Aim of the exercise:
Scan the data below. Pull out each line where "dead" occurs.

Supplied material:

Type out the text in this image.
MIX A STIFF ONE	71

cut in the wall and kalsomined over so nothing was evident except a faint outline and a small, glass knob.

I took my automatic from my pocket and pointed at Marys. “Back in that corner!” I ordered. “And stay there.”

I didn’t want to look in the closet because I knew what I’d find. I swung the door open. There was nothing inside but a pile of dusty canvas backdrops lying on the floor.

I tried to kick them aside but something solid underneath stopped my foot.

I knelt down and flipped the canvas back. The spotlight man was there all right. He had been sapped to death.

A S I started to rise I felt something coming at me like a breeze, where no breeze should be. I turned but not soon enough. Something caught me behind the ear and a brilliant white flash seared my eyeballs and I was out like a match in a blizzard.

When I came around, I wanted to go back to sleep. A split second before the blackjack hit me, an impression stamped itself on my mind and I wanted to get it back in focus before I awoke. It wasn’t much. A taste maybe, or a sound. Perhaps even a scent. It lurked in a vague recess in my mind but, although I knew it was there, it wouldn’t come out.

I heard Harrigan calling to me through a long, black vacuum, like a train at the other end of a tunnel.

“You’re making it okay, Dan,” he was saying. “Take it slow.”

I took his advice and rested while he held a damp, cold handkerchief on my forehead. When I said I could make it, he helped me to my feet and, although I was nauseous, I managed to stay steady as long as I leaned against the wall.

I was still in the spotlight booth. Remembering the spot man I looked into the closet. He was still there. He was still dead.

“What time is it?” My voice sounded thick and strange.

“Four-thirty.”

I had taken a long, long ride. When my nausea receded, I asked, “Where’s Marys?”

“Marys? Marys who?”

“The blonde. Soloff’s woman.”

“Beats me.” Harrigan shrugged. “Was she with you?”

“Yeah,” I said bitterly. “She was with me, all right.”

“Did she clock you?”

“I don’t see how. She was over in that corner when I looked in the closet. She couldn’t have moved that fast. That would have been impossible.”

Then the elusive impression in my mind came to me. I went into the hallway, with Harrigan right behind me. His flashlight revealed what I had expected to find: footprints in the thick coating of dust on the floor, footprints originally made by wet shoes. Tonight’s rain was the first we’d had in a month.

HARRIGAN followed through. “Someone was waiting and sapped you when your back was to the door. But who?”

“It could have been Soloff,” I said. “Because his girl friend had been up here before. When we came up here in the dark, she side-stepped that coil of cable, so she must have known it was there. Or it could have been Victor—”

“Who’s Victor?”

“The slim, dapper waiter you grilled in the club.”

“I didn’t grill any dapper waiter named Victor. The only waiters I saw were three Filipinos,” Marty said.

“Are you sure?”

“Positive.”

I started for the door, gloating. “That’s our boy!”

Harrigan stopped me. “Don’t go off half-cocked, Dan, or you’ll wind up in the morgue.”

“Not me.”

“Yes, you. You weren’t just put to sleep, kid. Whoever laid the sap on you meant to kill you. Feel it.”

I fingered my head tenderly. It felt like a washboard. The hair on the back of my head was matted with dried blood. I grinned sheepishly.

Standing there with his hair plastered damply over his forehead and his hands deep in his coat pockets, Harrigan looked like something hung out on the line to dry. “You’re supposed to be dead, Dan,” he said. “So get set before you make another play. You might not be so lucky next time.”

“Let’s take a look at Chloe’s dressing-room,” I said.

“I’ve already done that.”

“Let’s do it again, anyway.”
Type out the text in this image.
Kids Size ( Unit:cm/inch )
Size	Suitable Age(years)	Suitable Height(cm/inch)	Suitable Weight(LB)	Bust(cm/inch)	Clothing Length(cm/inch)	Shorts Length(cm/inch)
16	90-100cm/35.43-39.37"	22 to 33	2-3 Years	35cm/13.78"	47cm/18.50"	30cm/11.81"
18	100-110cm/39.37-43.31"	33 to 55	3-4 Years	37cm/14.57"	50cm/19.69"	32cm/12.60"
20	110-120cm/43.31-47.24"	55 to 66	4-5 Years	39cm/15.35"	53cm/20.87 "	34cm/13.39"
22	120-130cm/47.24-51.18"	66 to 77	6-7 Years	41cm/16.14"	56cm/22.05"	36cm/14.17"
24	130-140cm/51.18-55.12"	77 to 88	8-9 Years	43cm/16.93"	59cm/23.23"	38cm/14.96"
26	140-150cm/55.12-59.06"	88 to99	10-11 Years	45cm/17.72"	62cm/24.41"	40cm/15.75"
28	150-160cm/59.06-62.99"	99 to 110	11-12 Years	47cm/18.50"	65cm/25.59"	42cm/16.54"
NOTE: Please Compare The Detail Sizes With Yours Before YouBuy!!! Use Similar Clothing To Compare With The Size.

Solution to the problem:
I was still in the spotlight booth. Remembering the spot man I looked into the closet. He was still there. He was still dead.
Standing there with his hair plastered damply over his forehead and his hands deep in his coat pockets, Harrigan looked like something hung out on the line to dry. “You’re supposed to be dead, Dan,” he said. “So get set before you make another play. You might not be so lucky next time.”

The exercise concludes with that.